What is expected: How many lines in the records below hold the string "Ethanol"? Answer with the number alone.

A run of records:
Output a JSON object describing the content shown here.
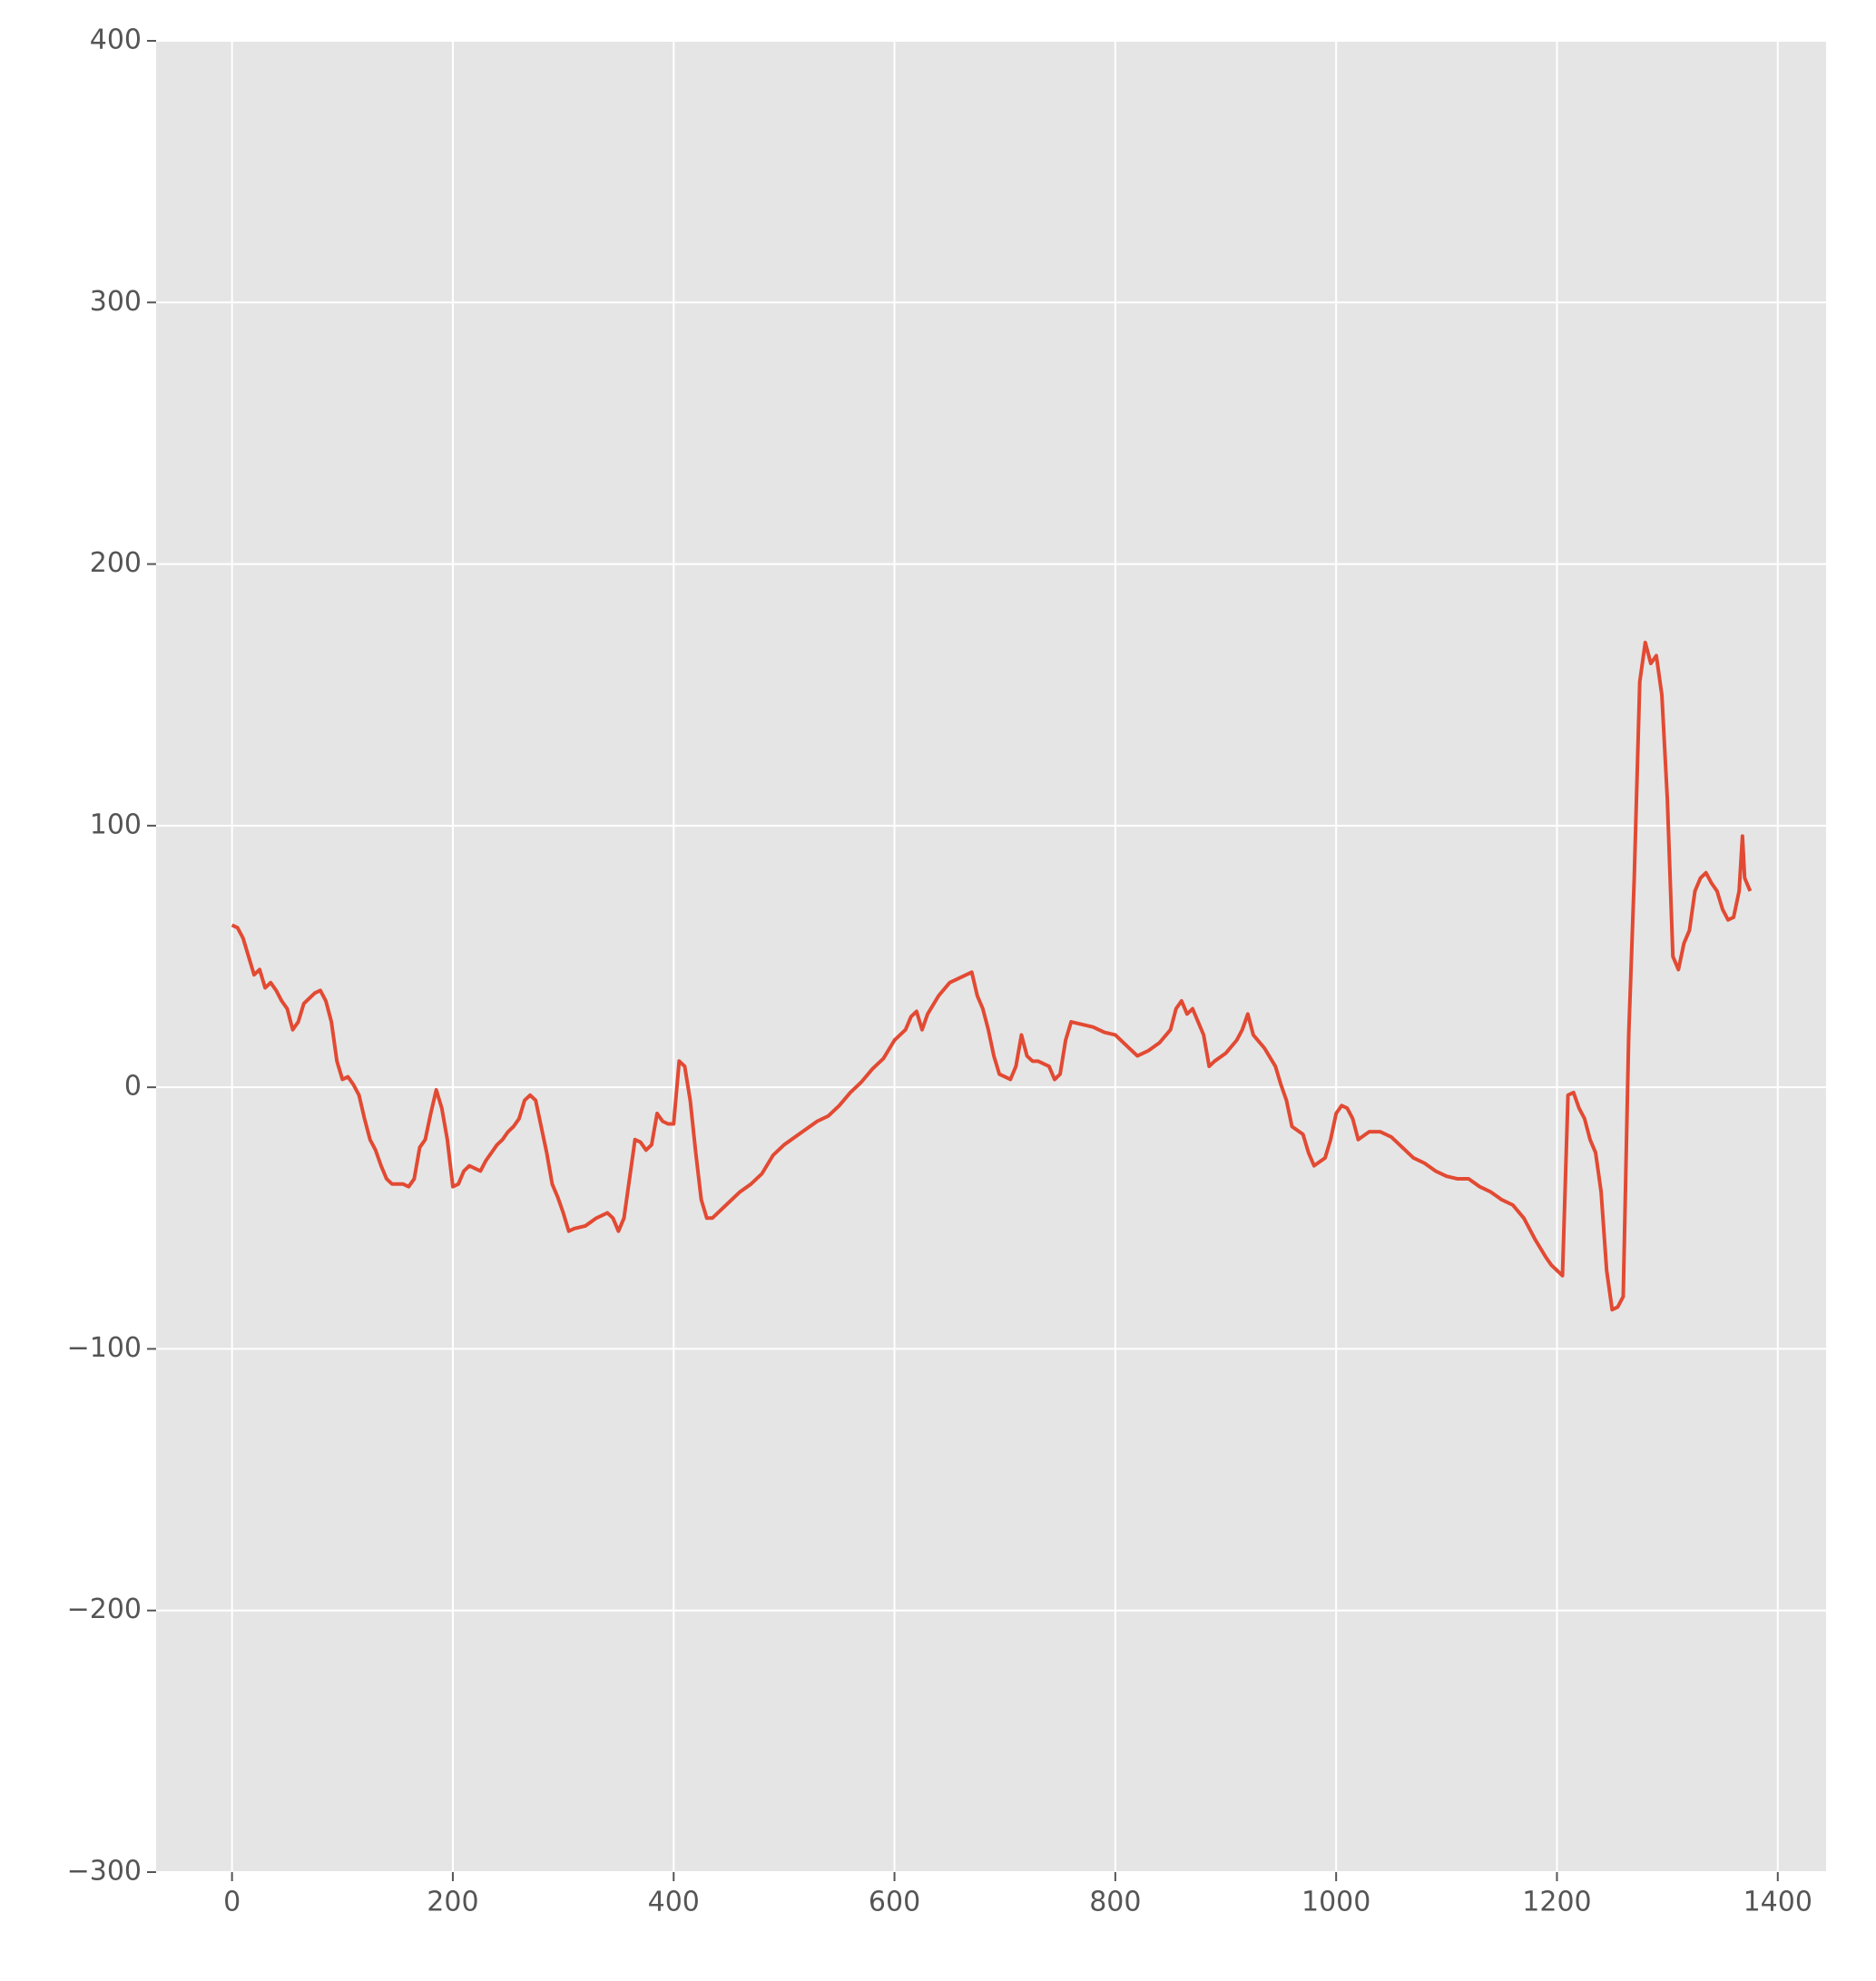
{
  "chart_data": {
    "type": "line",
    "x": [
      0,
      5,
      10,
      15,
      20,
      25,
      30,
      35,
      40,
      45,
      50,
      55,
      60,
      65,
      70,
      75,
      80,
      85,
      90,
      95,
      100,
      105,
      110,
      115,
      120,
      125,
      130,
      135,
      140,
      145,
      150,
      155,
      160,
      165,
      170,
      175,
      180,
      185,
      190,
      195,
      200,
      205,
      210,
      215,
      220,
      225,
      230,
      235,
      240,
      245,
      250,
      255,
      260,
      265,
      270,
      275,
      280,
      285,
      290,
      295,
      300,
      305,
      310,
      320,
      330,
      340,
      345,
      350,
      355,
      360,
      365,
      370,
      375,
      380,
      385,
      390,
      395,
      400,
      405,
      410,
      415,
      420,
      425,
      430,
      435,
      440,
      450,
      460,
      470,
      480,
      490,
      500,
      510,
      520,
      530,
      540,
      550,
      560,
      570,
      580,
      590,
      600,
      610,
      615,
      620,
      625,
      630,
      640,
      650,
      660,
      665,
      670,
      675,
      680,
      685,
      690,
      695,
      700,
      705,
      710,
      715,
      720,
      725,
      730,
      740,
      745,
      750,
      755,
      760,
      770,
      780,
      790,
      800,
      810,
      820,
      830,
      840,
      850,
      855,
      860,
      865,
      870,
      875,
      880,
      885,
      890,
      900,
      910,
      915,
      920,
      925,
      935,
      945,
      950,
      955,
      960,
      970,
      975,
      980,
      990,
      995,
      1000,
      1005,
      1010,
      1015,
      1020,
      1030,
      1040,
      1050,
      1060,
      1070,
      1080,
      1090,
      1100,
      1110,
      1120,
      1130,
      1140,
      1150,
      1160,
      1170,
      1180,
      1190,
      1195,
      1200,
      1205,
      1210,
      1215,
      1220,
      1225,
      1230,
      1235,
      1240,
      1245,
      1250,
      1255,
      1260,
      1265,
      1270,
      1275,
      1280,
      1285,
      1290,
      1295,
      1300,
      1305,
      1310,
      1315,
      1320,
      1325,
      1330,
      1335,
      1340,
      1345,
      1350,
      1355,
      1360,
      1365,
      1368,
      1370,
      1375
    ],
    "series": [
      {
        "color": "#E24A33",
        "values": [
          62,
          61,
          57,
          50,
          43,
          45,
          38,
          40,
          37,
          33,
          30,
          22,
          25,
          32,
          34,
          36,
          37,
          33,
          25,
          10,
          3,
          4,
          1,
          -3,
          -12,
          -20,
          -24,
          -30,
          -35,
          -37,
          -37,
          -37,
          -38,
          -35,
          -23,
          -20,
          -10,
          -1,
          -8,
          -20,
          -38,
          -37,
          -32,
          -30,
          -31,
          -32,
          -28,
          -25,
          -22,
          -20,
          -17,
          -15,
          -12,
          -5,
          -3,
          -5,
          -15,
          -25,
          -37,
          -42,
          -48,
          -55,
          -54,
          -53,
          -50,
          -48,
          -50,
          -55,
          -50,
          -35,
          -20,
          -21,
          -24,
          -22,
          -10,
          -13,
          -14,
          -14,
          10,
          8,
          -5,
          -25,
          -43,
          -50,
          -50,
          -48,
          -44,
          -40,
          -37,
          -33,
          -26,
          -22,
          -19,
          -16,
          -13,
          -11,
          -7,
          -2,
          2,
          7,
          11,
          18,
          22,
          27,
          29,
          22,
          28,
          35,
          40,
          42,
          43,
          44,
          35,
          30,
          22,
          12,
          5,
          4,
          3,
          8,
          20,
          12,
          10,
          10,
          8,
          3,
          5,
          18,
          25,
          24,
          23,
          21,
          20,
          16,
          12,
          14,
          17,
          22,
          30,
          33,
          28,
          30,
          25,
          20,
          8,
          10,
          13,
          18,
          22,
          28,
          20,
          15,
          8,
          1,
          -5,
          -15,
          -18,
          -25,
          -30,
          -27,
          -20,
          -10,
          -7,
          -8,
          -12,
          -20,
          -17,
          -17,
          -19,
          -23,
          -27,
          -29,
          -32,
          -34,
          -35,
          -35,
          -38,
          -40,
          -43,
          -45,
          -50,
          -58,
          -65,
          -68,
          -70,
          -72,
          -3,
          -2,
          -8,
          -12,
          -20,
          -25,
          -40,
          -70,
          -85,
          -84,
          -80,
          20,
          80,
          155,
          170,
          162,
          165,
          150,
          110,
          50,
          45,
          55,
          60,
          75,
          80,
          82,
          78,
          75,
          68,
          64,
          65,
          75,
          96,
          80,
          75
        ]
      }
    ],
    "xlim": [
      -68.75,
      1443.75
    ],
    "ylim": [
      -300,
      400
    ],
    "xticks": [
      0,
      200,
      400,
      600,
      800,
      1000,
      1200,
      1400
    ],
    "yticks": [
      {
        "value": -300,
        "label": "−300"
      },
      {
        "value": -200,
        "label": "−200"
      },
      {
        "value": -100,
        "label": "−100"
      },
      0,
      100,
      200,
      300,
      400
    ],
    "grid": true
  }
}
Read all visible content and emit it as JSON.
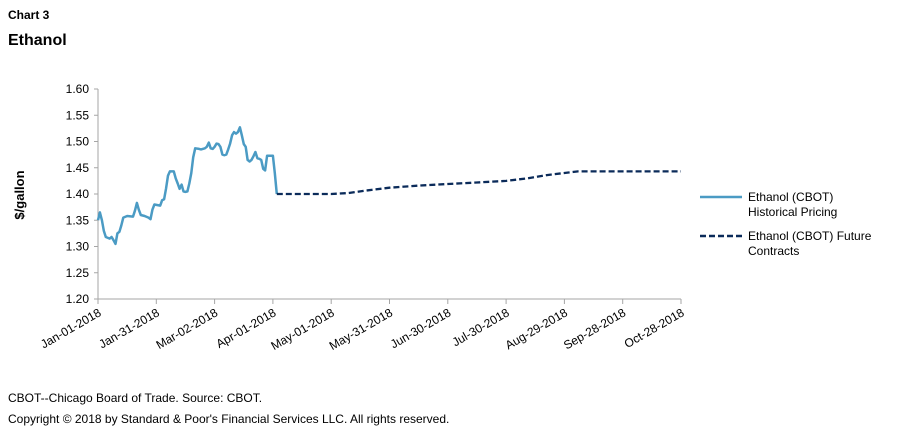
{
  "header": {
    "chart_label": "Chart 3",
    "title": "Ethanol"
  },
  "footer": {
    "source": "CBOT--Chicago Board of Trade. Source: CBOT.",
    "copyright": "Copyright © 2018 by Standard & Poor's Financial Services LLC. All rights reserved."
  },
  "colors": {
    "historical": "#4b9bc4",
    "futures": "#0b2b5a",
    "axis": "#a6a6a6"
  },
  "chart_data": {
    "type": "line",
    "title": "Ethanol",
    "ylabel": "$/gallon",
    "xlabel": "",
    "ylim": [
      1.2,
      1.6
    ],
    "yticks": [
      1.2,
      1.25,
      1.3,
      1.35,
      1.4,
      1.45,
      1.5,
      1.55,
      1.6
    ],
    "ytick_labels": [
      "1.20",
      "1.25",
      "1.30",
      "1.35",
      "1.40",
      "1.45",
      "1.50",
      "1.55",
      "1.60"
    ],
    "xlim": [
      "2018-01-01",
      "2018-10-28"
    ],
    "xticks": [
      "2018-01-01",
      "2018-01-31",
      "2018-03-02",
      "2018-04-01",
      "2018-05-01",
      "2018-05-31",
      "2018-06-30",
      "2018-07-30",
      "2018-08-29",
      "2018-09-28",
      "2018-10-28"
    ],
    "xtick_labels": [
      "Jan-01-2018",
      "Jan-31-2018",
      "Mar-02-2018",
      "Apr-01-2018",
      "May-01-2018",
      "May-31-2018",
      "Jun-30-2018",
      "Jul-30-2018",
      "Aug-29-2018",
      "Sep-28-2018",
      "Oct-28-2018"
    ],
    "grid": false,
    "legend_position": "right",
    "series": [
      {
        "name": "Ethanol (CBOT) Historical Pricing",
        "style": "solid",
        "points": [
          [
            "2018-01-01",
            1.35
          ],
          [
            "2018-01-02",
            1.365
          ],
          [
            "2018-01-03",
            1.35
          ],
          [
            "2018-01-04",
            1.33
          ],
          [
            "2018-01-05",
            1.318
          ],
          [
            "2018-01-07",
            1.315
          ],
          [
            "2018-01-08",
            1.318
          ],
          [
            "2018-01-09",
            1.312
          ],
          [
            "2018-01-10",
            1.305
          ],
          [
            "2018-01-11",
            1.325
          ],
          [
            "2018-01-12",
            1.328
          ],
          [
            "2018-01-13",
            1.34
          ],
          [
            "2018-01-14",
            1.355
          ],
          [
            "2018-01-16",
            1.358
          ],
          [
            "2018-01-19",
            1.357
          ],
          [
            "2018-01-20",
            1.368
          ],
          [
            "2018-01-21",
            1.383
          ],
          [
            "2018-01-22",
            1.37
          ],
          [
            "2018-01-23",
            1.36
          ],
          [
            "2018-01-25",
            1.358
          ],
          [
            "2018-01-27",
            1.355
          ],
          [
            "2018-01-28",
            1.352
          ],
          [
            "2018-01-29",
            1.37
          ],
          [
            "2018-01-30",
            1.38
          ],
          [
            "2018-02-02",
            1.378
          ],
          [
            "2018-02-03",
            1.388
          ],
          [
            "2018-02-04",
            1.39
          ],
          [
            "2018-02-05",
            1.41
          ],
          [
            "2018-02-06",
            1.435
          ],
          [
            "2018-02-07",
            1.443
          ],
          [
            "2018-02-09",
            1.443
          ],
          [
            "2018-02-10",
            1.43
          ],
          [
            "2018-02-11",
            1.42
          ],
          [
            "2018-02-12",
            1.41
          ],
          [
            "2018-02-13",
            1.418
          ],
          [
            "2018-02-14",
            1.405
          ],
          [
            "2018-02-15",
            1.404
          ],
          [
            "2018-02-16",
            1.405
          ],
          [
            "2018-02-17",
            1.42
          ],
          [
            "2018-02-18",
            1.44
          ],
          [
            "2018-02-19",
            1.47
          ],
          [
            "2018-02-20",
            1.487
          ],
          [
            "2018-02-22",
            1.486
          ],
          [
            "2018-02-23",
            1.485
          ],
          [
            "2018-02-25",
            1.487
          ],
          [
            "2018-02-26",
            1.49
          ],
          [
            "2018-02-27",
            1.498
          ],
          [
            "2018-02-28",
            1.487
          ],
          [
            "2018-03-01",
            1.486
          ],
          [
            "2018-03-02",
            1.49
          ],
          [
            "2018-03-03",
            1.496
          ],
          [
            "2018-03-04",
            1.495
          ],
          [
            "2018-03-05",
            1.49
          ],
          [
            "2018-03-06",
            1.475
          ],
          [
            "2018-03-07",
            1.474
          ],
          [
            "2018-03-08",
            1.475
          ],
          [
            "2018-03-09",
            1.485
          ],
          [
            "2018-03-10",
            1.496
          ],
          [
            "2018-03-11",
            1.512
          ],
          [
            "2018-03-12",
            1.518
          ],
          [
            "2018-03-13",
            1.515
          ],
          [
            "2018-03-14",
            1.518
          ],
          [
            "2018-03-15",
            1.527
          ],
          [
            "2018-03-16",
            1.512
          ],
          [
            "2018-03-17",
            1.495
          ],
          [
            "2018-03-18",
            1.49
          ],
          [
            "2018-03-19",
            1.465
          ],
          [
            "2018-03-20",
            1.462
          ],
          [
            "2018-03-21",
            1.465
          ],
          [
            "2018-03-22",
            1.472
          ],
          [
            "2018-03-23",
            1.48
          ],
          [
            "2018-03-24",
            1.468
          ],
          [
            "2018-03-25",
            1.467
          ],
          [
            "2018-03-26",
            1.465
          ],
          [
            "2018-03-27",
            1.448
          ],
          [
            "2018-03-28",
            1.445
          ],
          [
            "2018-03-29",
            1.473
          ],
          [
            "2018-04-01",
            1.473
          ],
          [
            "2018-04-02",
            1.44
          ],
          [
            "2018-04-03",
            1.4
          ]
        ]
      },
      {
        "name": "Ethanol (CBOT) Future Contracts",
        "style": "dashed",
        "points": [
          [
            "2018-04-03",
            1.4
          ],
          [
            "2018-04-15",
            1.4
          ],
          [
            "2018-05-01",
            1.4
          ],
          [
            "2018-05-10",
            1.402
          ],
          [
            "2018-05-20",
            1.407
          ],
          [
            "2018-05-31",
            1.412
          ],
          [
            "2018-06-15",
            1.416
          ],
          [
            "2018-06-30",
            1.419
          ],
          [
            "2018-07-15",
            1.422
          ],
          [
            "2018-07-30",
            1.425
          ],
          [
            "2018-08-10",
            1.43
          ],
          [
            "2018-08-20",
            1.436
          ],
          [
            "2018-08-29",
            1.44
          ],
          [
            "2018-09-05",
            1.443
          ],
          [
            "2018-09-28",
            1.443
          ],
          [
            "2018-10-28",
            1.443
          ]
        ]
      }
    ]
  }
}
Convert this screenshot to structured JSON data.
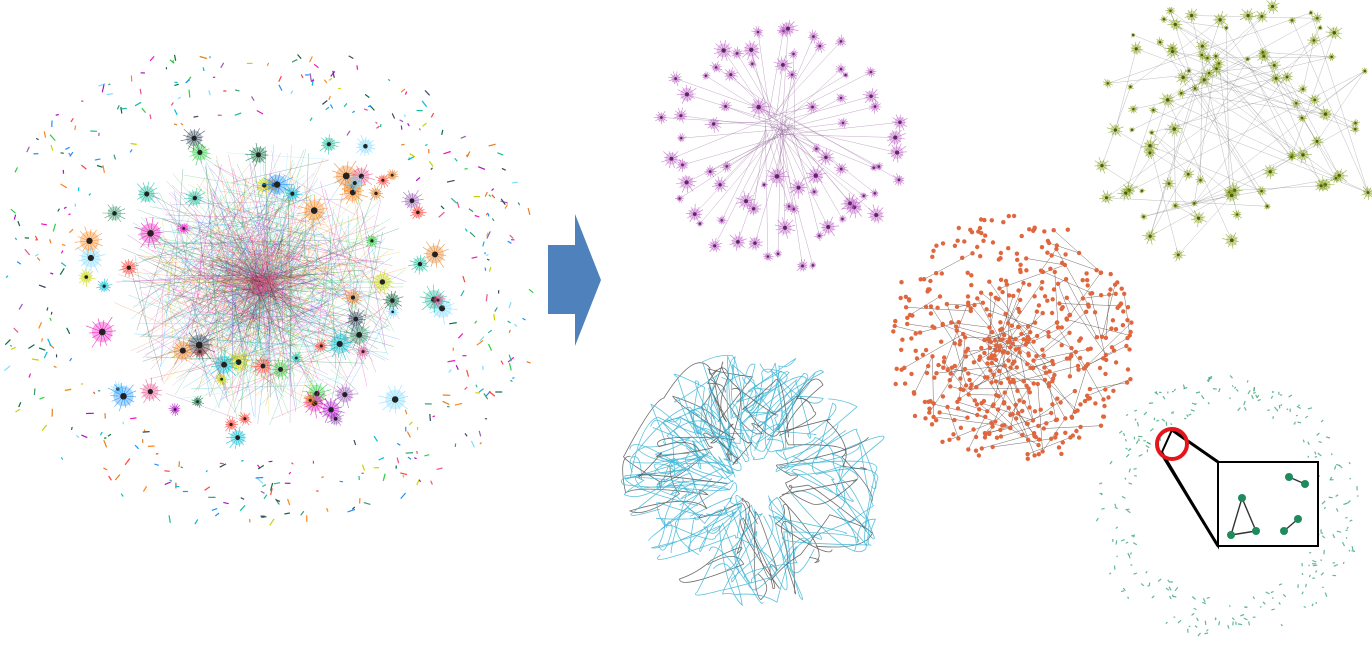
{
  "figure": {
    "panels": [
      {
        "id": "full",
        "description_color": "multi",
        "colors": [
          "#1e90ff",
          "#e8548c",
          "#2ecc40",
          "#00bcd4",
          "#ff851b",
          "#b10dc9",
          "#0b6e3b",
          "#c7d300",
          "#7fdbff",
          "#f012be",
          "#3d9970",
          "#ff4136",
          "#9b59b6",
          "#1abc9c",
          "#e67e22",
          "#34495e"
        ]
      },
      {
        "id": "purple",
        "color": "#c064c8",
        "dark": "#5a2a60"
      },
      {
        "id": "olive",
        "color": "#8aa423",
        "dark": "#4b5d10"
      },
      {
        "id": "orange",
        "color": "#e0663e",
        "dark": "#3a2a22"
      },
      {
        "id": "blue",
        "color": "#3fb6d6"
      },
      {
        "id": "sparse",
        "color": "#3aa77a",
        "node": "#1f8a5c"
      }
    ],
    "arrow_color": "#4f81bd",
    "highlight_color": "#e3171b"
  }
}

Solution to the exercise: 4